GIVEN INSTRUCTION -
Of the lines in the entries below, state how many hold the word "content". Say nothing else.
** begin GIVEN RECORDS **
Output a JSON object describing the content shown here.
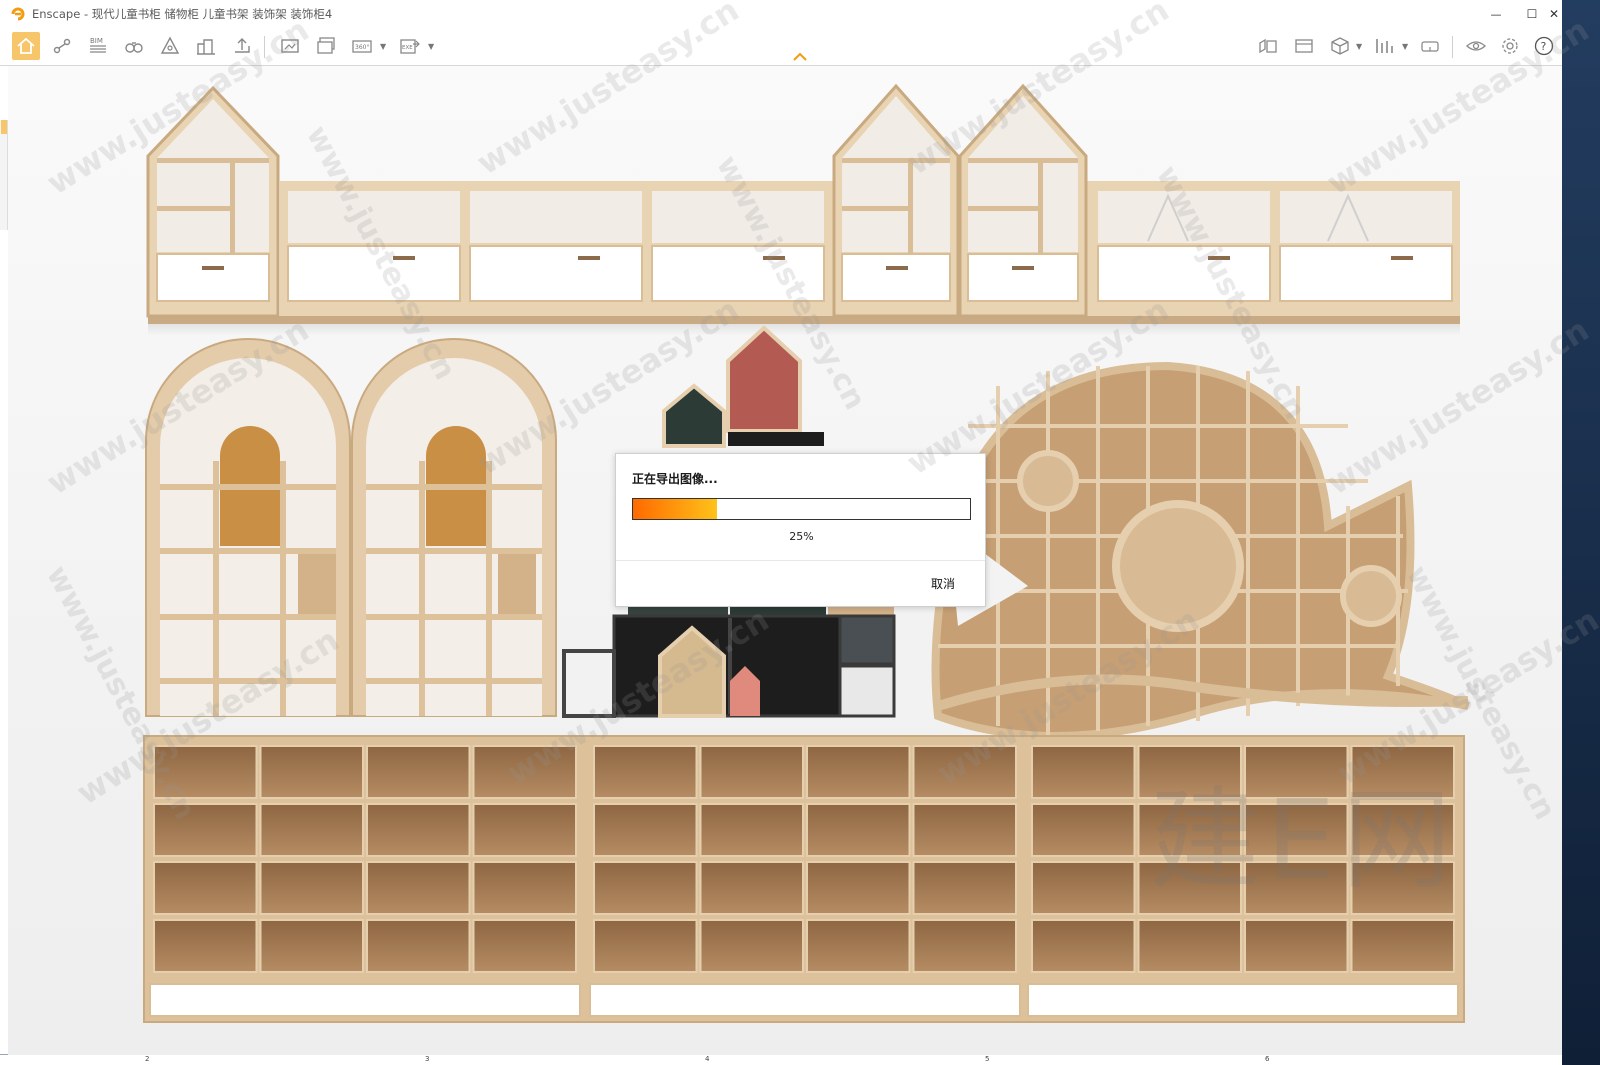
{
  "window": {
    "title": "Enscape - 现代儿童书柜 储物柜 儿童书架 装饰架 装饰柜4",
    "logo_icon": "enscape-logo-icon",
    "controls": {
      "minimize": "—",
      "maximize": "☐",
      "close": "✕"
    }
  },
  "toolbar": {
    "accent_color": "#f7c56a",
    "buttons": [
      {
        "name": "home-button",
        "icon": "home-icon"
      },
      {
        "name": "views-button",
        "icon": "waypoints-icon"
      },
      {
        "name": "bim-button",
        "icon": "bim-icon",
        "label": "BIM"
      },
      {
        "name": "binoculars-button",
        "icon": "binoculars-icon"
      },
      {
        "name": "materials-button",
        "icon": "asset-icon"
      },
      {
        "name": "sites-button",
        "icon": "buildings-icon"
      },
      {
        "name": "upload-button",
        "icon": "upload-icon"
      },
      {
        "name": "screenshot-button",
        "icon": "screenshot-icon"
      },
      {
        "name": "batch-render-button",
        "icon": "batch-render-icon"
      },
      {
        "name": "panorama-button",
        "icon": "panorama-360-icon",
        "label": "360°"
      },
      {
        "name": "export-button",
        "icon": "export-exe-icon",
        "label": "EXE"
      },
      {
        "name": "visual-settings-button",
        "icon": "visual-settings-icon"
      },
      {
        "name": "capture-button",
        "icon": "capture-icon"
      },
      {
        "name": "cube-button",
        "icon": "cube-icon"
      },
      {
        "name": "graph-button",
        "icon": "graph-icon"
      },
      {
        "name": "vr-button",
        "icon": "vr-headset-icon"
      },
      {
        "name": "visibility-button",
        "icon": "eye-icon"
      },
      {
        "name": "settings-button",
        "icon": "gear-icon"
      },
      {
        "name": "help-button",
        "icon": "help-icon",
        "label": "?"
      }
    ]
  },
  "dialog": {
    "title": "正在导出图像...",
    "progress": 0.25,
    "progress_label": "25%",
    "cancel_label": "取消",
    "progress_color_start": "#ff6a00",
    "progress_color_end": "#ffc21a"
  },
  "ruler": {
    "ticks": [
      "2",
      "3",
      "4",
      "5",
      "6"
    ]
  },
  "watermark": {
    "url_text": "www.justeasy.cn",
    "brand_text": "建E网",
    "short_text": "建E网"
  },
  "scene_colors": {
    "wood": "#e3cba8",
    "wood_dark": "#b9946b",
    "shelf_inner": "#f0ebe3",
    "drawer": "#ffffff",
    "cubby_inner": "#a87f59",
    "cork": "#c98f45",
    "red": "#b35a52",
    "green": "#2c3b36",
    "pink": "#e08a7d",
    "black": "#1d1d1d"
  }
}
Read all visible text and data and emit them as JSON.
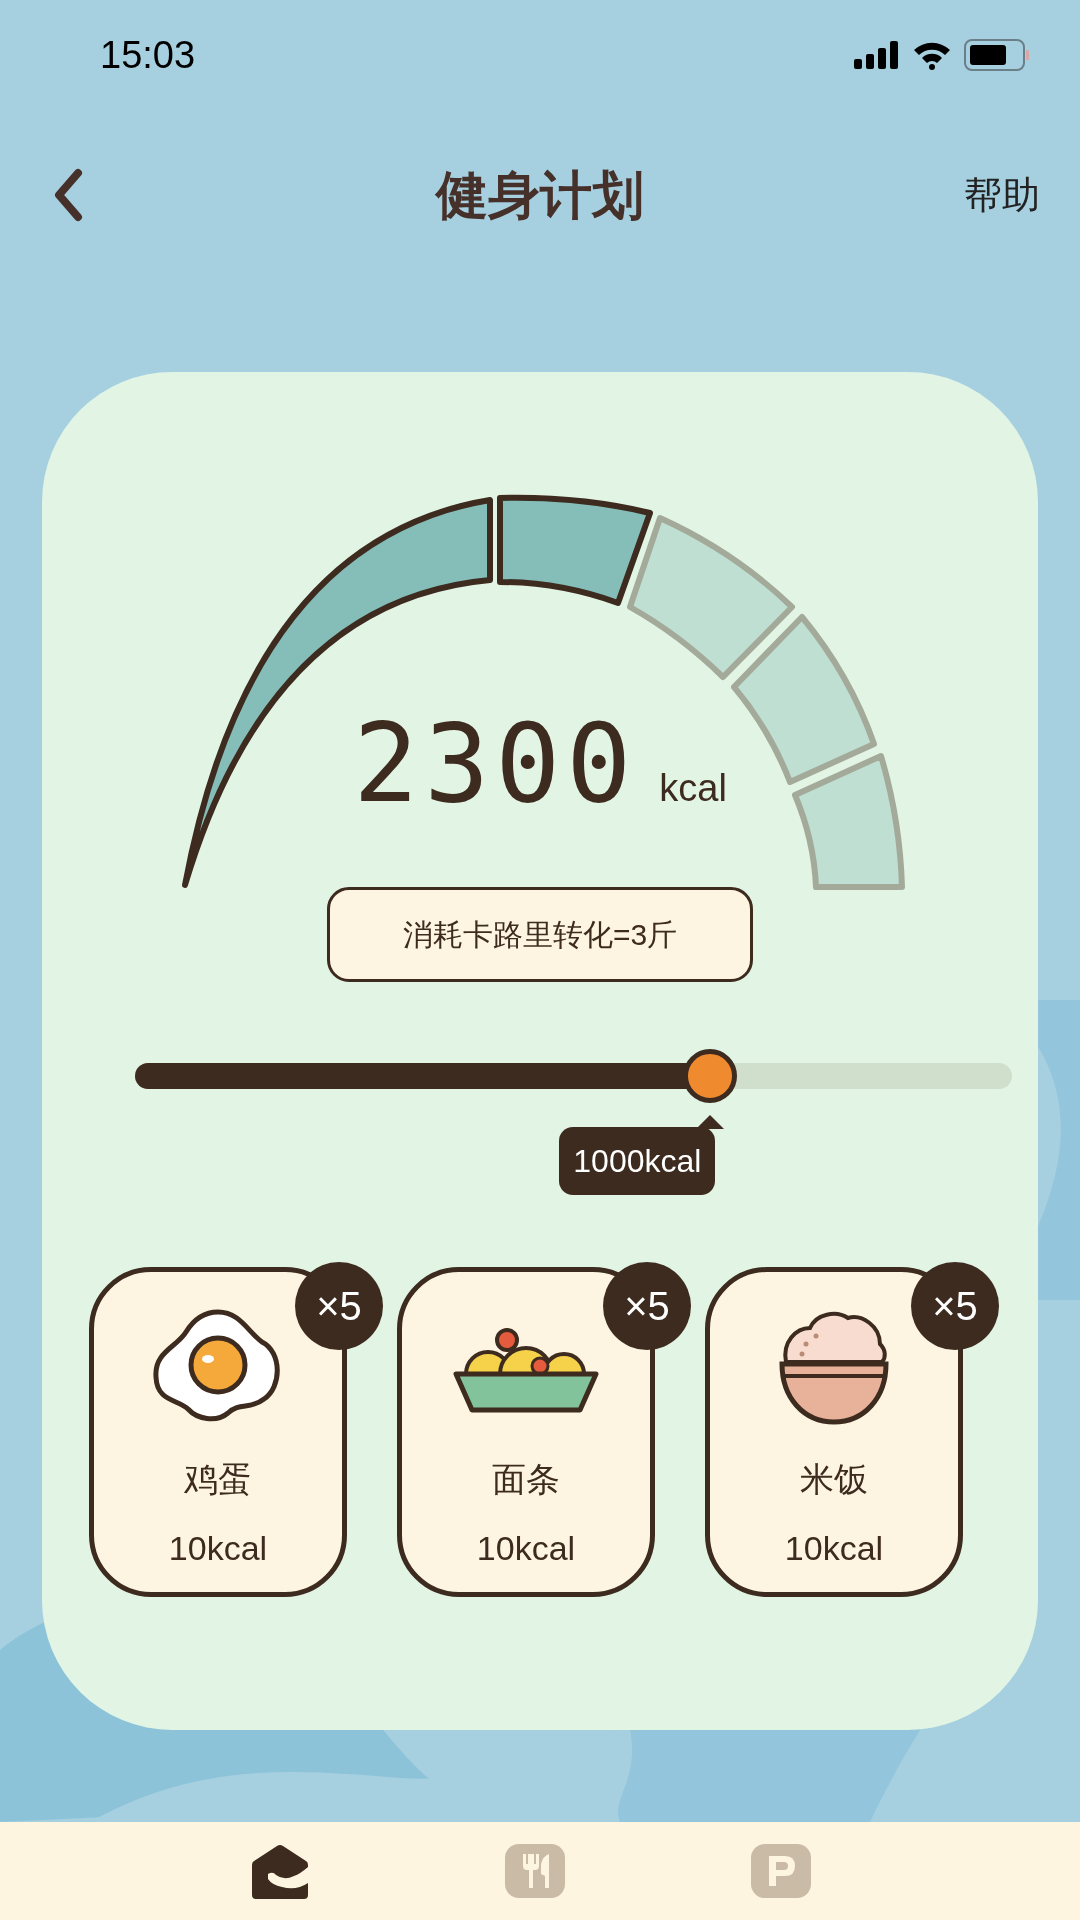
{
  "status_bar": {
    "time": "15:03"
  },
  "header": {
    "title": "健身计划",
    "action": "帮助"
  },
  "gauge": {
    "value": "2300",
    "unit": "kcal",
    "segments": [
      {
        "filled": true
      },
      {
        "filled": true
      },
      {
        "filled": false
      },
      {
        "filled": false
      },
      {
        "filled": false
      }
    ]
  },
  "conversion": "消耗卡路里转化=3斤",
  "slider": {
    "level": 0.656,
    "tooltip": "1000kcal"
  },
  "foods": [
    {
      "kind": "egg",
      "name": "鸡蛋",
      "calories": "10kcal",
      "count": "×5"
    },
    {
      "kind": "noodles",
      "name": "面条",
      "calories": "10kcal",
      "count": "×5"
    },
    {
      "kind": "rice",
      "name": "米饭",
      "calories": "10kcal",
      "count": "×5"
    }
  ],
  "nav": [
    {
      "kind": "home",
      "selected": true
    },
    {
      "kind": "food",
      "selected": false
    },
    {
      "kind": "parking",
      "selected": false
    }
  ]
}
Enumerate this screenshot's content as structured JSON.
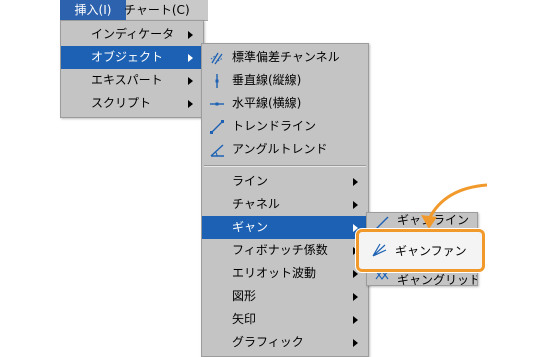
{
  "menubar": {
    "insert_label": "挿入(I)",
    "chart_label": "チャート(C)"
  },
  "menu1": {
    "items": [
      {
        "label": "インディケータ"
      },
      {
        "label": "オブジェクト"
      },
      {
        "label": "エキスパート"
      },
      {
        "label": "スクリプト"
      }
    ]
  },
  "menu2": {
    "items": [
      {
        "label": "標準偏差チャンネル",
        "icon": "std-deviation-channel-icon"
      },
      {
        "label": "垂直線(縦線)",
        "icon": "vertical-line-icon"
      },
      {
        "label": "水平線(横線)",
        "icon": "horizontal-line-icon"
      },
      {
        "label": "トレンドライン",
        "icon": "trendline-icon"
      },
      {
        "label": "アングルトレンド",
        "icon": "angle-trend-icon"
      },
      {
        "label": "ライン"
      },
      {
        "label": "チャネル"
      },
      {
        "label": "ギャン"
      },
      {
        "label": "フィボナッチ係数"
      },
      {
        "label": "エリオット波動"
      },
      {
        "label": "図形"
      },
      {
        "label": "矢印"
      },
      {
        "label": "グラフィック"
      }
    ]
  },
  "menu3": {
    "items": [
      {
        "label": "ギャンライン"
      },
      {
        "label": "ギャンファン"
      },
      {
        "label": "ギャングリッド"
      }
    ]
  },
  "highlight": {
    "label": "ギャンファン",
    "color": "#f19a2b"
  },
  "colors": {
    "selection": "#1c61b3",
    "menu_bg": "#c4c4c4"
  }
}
** end GIVEN RECORDS **
THE REPLY -
2